● **What this task involves**: The listing below is to be output in its exact form.

(Extracts from a graphics dataset)

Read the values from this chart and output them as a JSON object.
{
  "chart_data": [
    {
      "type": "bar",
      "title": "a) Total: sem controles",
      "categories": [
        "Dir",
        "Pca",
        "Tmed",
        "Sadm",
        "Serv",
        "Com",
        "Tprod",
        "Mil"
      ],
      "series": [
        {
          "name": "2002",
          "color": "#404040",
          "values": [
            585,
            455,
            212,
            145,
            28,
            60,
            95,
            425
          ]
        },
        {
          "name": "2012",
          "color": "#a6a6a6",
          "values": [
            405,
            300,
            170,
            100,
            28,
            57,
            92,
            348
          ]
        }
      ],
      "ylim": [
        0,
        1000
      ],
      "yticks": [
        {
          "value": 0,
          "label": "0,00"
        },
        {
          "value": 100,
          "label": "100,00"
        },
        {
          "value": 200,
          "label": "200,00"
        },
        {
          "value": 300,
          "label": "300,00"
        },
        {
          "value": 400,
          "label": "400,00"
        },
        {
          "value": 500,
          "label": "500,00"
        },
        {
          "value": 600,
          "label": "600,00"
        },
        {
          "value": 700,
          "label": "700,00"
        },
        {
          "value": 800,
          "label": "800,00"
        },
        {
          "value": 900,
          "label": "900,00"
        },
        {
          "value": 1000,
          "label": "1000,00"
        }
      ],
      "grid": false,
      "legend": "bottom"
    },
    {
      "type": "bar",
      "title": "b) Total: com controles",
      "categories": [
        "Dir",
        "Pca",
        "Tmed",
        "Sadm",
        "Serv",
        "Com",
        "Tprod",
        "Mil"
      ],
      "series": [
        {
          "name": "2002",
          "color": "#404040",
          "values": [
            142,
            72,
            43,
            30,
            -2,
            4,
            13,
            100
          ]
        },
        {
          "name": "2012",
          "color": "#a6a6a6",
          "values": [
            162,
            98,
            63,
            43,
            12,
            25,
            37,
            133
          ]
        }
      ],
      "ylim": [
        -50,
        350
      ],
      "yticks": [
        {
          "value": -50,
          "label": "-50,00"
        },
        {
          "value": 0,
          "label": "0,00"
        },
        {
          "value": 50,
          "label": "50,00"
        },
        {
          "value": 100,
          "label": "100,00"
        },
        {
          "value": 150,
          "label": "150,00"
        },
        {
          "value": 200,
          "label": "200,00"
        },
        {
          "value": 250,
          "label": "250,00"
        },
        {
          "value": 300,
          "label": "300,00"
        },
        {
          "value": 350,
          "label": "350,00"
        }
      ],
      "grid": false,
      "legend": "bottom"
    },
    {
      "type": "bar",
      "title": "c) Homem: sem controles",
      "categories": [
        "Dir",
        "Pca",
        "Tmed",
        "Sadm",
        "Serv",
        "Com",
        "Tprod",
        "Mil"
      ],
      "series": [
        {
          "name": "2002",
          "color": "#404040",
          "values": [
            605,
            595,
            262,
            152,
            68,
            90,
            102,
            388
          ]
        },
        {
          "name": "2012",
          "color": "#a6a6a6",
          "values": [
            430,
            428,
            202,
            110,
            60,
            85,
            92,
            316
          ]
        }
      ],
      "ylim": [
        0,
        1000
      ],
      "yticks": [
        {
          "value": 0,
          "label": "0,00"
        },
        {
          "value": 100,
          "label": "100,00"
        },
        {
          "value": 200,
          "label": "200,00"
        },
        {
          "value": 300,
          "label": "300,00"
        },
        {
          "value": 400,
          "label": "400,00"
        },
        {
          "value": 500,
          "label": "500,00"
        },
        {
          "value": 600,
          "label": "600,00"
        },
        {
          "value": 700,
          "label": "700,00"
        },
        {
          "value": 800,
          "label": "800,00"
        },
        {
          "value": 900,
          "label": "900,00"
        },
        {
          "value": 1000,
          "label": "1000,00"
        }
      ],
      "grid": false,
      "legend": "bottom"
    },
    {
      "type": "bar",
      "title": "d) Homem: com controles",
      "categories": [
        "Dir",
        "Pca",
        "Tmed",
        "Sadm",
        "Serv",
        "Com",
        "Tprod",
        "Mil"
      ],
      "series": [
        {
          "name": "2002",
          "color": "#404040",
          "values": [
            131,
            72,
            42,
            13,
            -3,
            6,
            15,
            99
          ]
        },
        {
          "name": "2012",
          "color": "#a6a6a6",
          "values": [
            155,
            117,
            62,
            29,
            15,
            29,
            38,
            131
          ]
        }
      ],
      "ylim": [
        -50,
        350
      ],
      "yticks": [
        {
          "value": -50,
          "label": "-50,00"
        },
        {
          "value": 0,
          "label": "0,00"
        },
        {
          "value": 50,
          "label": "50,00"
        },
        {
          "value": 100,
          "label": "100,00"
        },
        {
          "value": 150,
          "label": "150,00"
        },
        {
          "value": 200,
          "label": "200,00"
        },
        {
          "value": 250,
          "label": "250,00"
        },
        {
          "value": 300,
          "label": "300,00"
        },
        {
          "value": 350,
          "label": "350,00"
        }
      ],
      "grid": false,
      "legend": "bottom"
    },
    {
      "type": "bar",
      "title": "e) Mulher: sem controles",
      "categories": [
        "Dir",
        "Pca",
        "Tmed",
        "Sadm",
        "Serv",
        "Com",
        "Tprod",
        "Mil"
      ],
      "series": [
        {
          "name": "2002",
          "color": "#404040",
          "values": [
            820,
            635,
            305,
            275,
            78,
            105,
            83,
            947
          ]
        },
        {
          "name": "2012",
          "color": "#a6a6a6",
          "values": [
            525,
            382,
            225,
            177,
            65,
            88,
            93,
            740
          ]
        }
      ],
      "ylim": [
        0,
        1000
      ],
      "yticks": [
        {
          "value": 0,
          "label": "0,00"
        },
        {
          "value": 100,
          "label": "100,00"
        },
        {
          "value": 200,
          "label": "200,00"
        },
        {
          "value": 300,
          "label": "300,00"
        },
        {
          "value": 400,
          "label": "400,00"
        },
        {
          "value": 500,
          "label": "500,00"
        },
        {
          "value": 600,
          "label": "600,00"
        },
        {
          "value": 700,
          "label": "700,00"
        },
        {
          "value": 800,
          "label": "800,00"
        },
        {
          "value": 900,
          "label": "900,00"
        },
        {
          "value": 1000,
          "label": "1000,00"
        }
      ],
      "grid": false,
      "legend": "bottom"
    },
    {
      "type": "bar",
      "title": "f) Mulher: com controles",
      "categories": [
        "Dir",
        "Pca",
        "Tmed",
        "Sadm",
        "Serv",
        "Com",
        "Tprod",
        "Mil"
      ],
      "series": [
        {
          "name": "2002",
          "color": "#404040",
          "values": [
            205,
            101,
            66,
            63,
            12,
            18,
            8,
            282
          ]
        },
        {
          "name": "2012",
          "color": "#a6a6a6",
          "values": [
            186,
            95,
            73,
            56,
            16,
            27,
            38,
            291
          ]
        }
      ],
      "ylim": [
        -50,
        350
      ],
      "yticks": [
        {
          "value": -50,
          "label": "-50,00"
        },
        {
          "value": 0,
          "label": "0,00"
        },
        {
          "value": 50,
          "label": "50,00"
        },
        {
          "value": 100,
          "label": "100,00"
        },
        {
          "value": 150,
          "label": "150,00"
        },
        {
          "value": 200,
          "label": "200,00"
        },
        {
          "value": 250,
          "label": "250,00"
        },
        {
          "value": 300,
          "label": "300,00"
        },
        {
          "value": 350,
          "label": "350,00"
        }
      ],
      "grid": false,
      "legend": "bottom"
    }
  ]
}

● **Answer to the problem**:
Read the values from this chart and output them as a JSON object.
{
  "chart_data": [
    {
      "type": "bar",
      "title": "a) Total: sem controles",
      "categories": [
        "Dir",
        "Pca",
        "Tmed",
        "Sadm",
        "Serv",
        "Com",
        "Tprod",
        "Mil"
      ],
      "series": [
        {
          "name": "2002",
          "color": "#404040",
          "values": [
            585,
            455,
            212,
            145,
            28,
            60,
            95,
            425
          ]
        },
        {
          "name": "2012",
          "color": "#a6a6a6",
          "values": [
            405,
            300,
            170,
            100,
            28,
            57,
            92,
            348
          ]
        }
      ],
      "ylim": [
        0,
        1000
      ],
      "yticks": [
        {
          "value": 0,
          "label": "0,00"
        },
        {
          "value": 100,
          "label": "100,00"
        },
        {
          "value": 200,
          "label": "200,00"
        },
        {
          "value": 300,
          "label": "300,00"
        },
        {
          "value": 400,
          "label": "400,00"
        },
        {
          "value": 500,
          "label": "500,00"
        },
        {
          "value": 600,
          "label": "600,00"
        },
        {
          "value": 700,
          "label": "700,00"
        },
        {
          "value": 800,
          "label": "800,00"
        },
        {
          "value": 900,
          "label": "900,00"
        },
        {
          "value": 1000,
          "label": "1000,00"
        }
      ],
      "grid": false,
      "legend": "bottom"
    },
    {
      "type": "bar",
      "title": "b) Total: com controles",
      "categories": [
        "Dir",
        "Pca",
        "Tmed",
        "Sadm",
        "Serv",
        "Com",
        "Tprod",
        "Mil"
      ],
      "series": [
        {
          "name": "2002",
          "color": "#404040",
          "values": [
            142,
            72,
            43,
            30,
            -2,
            4,
            13,
            100
          ]
        },
        {
          "name": "2012",
          "color": "#a6a6a6",
          "values": [
            162,
            98,
            63,
            43,
            12,
            25,
            37,
            133
          ]
        }
      ],
      "ylim": [
        -50,
        350
      ],
      "yticks": [
        {
          "value": -50,
          "label": "-50,00"
        },
        {
          "value": 0,
          "label": "0,00"
        },
        {
          "value": 50,
          "label": "50,00"
        },
        {
          "value": 100,
          "label": "100,00"
        },
        {
          "value": 150,
          "label": "150,00"
        },
        {
          "value": 200,
          "label": "200,00"
        },
        {
          "value": 250,
          "label": "250,00"
        },
        {
          "value": 300,
          "label": "300,00"
        },
        {
          "value": 350,
          "label": "350,00"
        }
      ],
      "grid": false,
      "legend": "bottom"
    },
    {
      "type": "bar",
      "title": "c) Homem: sem controles",
      "categories": [
        "Dir",
        "Pca",
        "Tmed",
        "Sadm",
        "Serv",
        "Com",
        "Tprod",
        "Mil"
      ],
      "series": [
        {
          "name": "2002",
          "color": "#404040",
          "values": [
            605,
            595,
            262,
            152,
            68,
            90,
            102,
            388
          ]
        },
        {
          "name": "2012",
          "color": "#a6a6a6",
          "values": [
            430,
            428,
            202,
            110,
            60,
            85,
            92,
            316
          ]
        }
      ],
      "ylim": [
        0,
        1000
      ],
      "yticks": [
        {
          "value": 0,
          "label": "0,00"
        },
        {
          "value": 100,
          "label": "100,00"
        },
        {
          "value": 200,
          "label": "200,00"
        },
        {
          "value": 300,
          "label": "300,00"
        },
        {
          "value": 400,
          "label": "400,00"
        },
        {
          "value": 500,
          "label": "500,00"
        },
        {
          "value": 600,
          "label": "600,00"
        },
        {
          "value": 700,
          "label": "700,00"
        },
        {
          "value": 800,
          "label": "800,00"
        },
        {
          "value": 900,
          "label": "900,00"
        },
        {
          "value": 1000,
          "label": "1000,00"
        }
      ],
      "grid": false,
      "legend": "bottom"
    },
    {
      "type": "bar",
      "title": "d) Homem: com controles",
      "categories": [
        "Dir",
        "Pca",
        "Tmed",
        "Sadm",
        "Serv",
        "Com",
        "Tprod",
        "Mil"
      ],
      "series": [
        {
          "name": "2002",
          "color": "#404040",
          "values": [
            131,
            72,
            42,
            13,
            -3,
            6,
            15,
            99
          ]
        },
        {
          "name": "2012",
          "color": "#a6a6a6",
          "values": [
            155,
            117,
            62,
            29,
            15,
            29,
            38,
            131
          ]
        }
      ],
      "ylim": [
        -50,
        350
      ],
      "yticks": [
        {
          "value": -50,
          "label": "-50,00"
        },
        {
          "value": 0,
          "label": "0,00"
        },
        {
          "value": 50,
          "label": "50,00"
        },
        {
          "value": 100,
          "label": "100,00"
        },
        {
          "value": 150,
          "label": "150,00"
        },
        {
          "value": 200,
          "label": "200,00"
        },
        {
          "value": 250,
          "label": "250,00"
        },
        {
          "value": 300,
          "label": "300,00"
        },
        {
          "value": 350,
          "label": "350,00"
        }
      ],
      "grid": false,
      "legend": "bottom"
    },
    {
      "type": "bar",
      "title": "e) Mulher: sem controles",
      "categories": [
        "Dir",
        "Pca",
        "Tmed",
        "Sadm",
        "Serv",
        "Com",
        "Tprod",
        "Mil"
      ],
      "series": [
        {
          "name": "2002",
          "color": "#404040",
          "values": [
            820,
            635,
            305,
            275,
            78,
            105,
            83,
            947
          ]
        },
        {
          "name": "2012",
          "color": "#a6a6a6",
          "values": [
            525,
            382,
            225,
            177,
            65,
            88,
            93,
            740
          ]
        }
      ],
      "ylim": [
        0,
        1000
      ],
      "yticks": [
        {
          "value": 0,
          "label": "0,00"
        },
        {
          "value": 100,
          "label": "100,00"
        },
        {
          "value": 200,
          "label": "200,00"
        },
        {
          "value": 300,
          "label": "300,00"
        },
        {
          "value": 400,
          "label": "400,00"
        },
        {
          "value": 500,
          "label": "500,00"
        },
        {
          "value": 600,
          "label": "600,00"
        },
        {
          "value": 700,
          "label": "700,00"
        },
        {
          "value": 800,
          "label": "800,00"
        },
        {
          "value": 900,
          "label": "900,00"
        },
        {
          "value": 1000,
          "label": "1000,00"
        }
      ],
      "grid": false,
      "legend": "bottom"
    },
    {
      "type": "bar",
      "title": "f) Mulher: com controles",
      "categories": [
        "Dir",
        "Pca",
        "Tmed",
        "Sadm",
        "Serv",
        "Com",
        "Tprod",
        "Mil"
      ],
      "series": [
        {
          "name": "2002",
          "color": "#404040",
          "values": [
            205,
            101,
            66,
            63,
            12,
            18,
            8,
            282
          ]
        },
        {
          "name": "2012",
          "color": "#a6a6a6",
          "values": [
            186,
            95,
            73,
            56,
            16,
            27,
            38,
            291
          ]
        }
      ],
      "ylim": [
        -50,
        350
      ],
      "yticks": [
        {
          "value": -50,
          "label": "-50,00"
        },
        {
          "value": 0,
          "label": "0,00"
        },
        {
          "value": 50,
          "label": "50,00"
        },
        {
          "value": 100,
          "label": "100,00"
        },
        {
          "value": 150,
          "label": "150,00"
        },
        {
          "value": 200,
          "label": "200,00"
        },
        {
          "value": 250,
          "label": "250,00"
        },
        {
          "value": 300,
          "label": "300,00"
        },
        {
          "value": 350,
          "label": "350,00"
        }
      ],
      "grid": false,
      "legend": "bottom"
    }
  ]
}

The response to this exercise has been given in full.